Records from a collection of figures
★ ★ ★
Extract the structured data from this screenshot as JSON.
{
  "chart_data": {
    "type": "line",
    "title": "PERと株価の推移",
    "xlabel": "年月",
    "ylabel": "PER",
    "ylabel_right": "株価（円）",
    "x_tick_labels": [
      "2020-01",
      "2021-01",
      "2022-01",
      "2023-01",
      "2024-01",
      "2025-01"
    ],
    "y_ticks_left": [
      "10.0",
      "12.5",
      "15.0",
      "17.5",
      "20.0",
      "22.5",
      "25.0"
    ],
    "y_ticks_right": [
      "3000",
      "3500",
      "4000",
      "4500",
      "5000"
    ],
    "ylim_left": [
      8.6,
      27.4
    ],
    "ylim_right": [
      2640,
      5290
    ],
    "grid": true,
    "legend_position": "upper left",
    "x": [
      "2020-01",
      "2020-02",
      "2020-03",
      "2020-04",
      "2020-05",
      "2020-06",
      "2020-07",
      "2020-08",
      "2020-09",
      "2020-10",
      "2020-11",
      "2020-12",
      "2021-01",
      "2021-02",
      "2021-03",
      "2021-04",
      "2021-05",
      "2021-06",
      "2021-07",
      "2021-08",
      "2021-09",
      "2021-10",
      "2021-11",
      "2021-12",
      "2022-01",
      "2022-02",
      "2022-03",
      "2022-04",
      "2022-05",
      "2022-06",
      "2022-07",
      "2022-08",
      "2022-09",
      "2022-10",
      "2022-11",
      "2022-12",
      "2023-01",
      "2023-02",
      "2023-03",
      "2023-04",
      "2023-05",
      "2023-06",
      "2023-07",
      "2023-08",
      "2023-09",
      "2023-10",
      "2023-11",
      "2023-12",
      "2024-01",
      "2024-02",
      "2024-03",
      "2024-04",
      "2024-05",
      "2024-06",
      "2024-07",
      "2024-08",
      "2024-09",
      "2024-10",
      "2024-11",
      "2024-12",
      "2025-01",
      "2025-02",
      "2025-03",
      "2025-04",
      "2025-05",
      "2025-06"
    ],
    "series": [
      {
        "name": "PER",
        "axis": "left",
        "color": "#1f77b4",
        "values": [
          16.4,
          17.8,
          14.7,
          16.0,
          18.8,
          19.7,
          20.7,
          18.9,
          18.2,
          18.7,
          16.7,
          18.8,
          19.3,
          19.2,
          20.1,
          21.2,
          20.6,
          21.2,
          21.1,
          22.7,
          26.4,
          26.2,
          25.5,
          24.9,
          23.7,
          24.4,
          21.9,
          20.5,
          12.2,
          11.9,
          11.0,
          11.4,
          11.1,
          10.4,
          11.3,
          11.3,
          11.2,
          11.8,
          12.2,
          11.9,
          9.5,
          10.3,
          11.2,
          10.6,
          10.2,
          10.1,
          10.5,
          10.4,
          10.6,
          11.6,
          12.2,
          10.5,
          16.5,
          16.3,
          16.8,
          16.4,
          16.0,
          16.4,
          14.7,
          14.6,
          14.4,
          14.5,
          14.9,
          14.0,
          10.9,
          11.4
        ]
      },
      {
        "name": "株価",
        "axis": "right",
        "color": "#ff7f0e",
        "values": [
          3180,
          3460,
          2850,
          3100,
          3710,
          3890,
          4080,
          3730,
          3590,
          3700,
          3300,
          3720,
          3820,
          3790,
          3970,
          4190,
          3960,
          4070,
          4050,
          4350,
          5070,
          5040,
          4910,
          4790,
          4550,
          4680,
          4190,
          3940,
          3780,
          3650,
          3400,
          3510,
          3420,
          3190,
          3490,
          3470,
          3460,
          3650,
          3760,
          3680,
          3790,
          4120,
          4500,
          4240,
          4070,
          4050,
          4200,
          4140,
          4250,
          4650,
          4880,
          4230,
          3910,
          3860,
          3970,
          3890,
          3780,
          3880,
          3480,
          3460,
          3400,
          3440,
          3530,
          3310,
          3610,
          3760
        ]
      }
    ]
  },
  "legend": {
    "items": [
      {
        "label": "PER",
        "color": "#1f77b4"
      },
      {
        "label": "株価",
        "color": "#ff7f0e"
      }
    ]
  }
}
★ ★ ★
Write out the entries above once more, without altering anything.

Extract the structured data from this screenshot as JSON.
{
  "chart_data": {
    "type": "line",
    "title": "PERと株価の推移",
    "xlabel": "年月",
    "ylabel": "PER",
    "ylabel_right": "株価（円）",
    "x_tick_labels": [
      "2020-01",
      "2021-01",
      "2022-01",
      "2023-01",
      "2024-01",
      "2025-01"
    ],
    "y_ticks_left": [
      "10.0",
      "12.5",
      "15.0",
      "17.5",
      "20.0",
      "22.5",
      "25.0"
    ],
    "y_ticks_right": [
      "3000",
      "3500",
      "4000",
      "4500",
      "5000"
    ],
    "ylim_left": [
      8.6,
      27.4
    ],
    "ylim_right": [
      2640,
      5290
    ],
    "grid": true,
    "legend_position": "upper left",
    "x": [
      "2020-01",
      "2020-02",
      "2020-03",
      "2020-04",
      "2020-05",
      "2020-06",
      "2020-07",
      "2020-08",
      "2020-09",
      "2020-10",
      "2020-11",
      "2020-12",
      "2021-01",
      "2021-02",
      "2021-03",
      "2021-04",
      "2021-05",
      "2021-06",
      "2021-07",
      "2021-08",
      "2021-09",
      "2021-10",
      "2021-11",
      "2021-12",
      "2022-01",
      "2022-02",
      "2022-03",
      "2022-04",
      "2022-05",
      "2022-06",
      "2022-07",
      "2022-08",
      "2022-09",
      "2022-10",
      "2022-11",
      "2022-12",
      "2023-01",
      "2023-02",
      "2023-03",
      "2023-04",
      "2023-05",
      "2023-06",
      "2023-07",
      "2023-08",
      "2023-09",
      "2023-10",
      "2023-11",
      "2023-12",
      "2024-01",
      "2024-02",
      "2024-03",
      "2024-04",
      "2024-05",
      "2024-06",
      "2024-07",
      "2024-08",
      "2024-09",
      "2024-10",
      "2024-11",
      "2024-12",
      "2025-01",
      "2025-02",
      "2025-03",
      "2025-04",
      "2025-05",
      "2025-06"
    ],
    "series": [
      {
        "name": "PER",
        "axis": "left",
        "color": "#1f77b4",
        "values": [
          16.4,
          17.8,
          14.7,
          16.0,
          18.8,
          19.7,
          20.7,
          18.9,
          18.2,
          18.7,
          16.7,
          18.8,
          19.3,
          19.2,
          20.1,
          21.2,
          20.6,
          21.2,
          21.1,
          22.7,
          26.4,
          26.2,
          25.5,
          24.9,
          23.7,
          24.4,
          21.9,
          20.5,
          12.2,
          11.9,
          11.0,
          11.4,
          11.1,
          10.4,
          11.3,
          11.3,
          11.2,
          11.8,
          12.2,
          11.9,
          9.5,
          10.3,
          11.2,
          10.6,
          10.2,
          10.1,
          10.5,
          10.4,
          10.6,
          11.6,
          12.2,
          10.5,
          16.5,
          16.3,
          16.8,
          16.4,
          16.0,
          16.4,
          14.7,
          14.6,
          14.4,
          14.5,
          14.9,
          14.0,
          10.9,
          11.4
        ]
      },
      {
        "name": "株価",
        "axis": "right",
        "color": "#ff7f0e",
        "values": [
          3180,
          3460,
          2850,
          3100,
          3710,
          3890,
          4080,
          3730,
          3590,
          3700,
          3300,
          3720,
          3820,
          3790,
          3970,
          4190,
          3960,
          4070,
          4050,
          4350,
          5070,
          5040,
          4910,
          4790,
          4550,
          4680,
          4190,
          3940,
          3780,
          3650,
          3400,
          3510,
          3420,
          3190,
          3490,
          3470,
          3460,
          3650,
          3760,
          3680,
          3790,
          4120,
          4500,
          4240,
          4070,
          4050,
          4200,
          4140,
          4250,
          4650,
          4880,
          4230,
          3910,
          3860,
          3970,
          3890,
          3780,
          3880,
          3480,
          3460,
          3400,
          3440,
          3530,
          3310,
          3610,
          3760
        ]
      }
    ]
  },
  "legend": {
    "items": [
      {
        "label": "PER",
        "color": "#1f77b4"
      },
      {
        "label": "株価",
        "color": "#ff7f0e"
      }
    ]
  }
}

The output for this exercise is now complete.